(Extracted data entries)
━━━━━━━━
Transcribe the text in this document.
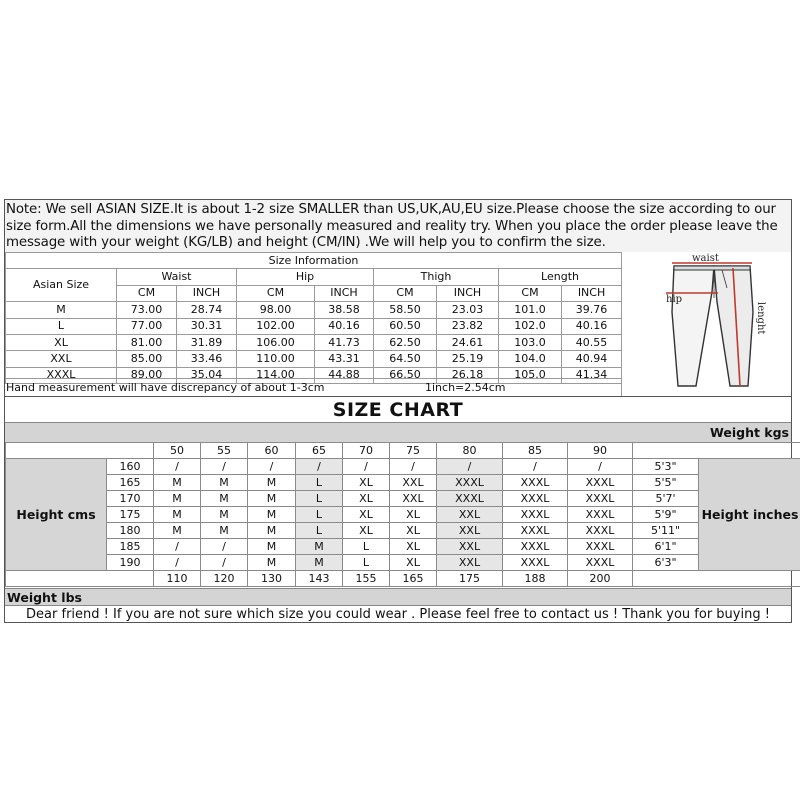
Note: We sell ASIAN SIZE.It is about 1-2 size SMALLER than US,UK,AU,EU size.Please choose the size according to our size form.All the dimensions we have personally measured and reality try. When you place the order please leave the message with your weight (KG/LB) and height (CM/IN) .We will help you to confirm the size.
Size Information								
Asian Size	Waist		Hip		Thigh		Length	
	CM	INCH	CM	INCH	CM	INCH	CM	INCH
M	73.00	28.74	98.00	38.58	58.50	23.03	101.0	39.76
L	77.00	30.31	102.00	40.16	60.50	23.82	102.0	40.16
XL	81.00	31.89	106.00	41.73	62.50	24.61	103.0	40.55
XXL	85.00	33.46	110.00	43.31	64.50	25.19	104.0	40.94
XXXL	89.00	35.04	114.00	44.88	66.50	26.18	105.0	41.34
Hand measurement will have discrepancy of about 1-3cm	1inch=2.54cm
waist
hip
lenght
SIZE CHART
Weight kgs
		50	55	60	65	70	75	80	85	90		
Height cms	160	/	/	/	/	/	/	/	/	/	5'3"	Height inches
	165	M	M	M	L	XL	XXL	XXXL	XXXL	XXXL	5'5"	
	170	M	M	M	L	XL	XXL	XXXL	XXXL	XXXL	5'7'	
	175	M	M	M	L	XL	XL	XXL	XXXL	XXXL	5'9"	
	180	M	M	M	L	XL	XL	XXL	XXXL	XXXL	5'11"	
	185	/	/	M	M	L	XL	XXL	XXXL	XXXL	6'1"	
	190	/	/	M	M	L	XL	XXL	XXXL	XXXL	6'3"	
		110	120	130	143	155	165	175	188	200		
Weight lbs
Dear friend ! If you are not sure which size you could wear . Please feel free to contact us ! Thank you for buying !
━━━━━━━━
Written task -> Copy out the listing exactly as it stands, but not the pictures.

Correct answer ->
Transcribe the text in this document.
Note: We sell ASIAN SIZE.It is about 1-2 size SMALLER than US,UK,AU,EU size.Please choose the size according to our size form.All the dimensions we have personally measured and reality try. When you place the order please leave the message with your weight (KG/LB) and height (CM/IN) .We will help you to confirm the size.
Size Information								
Asian Size	Waist		Hip		Thigh		Length	
	CM	INCH	CM	INCH	CM	INCH	CM	INCH
M	73.00	28.74	98.00	38.58	58.50	23.03	101.0	39.76
L	77.00	30.31	102.00	40.16	60.50	23.82	102.0	40.16
XL	81.00	31.89	106.00	41.73	62.50	24.61	103.0	40.55
XXL	85.00	33.46	110.00	43.31	64.50	25.19	104.0	40.94
XXXL	89.00	35.04	114.00	44.88	66.50	26.18	105.0	41.34
Hand measurement will have discrepancy of about 1-3cm	1inch=2.54cm
waist
hip
lenght
SIZE CHART
Weight kgs
		50	55	60	65	70	75	80	85	90		
Height cms	160	/	/	/	/	/	/	/	/	/	5'3"	Height inches
	165	M	M	M	L	XL	XXL	XXXL	XXXL	XXXL	5'5"	
	170	M	M	M	L	XL	XXL	XXXL	XXXL	XXXL	5'7'	
	175	M	M	M	L	XL	XL	XXL	XXXL	XXXL	5'9"	
	180	M	M	M	L	XL	XL	XXL	XXXL	XXXL	5'11"	
	185	/	/	M	M	L	XL	XXL	XXXL	XXXL	6'1"	
	190	/	/	M	M	L	XL	XXL	XXXL	XXXL	6'3"	
		110	120	130	143	155	165	175	188	200		
Weight lbs
Dear friend ! If you are not sure which size you could wear . Please feel free to contact us ! Thank you for buying !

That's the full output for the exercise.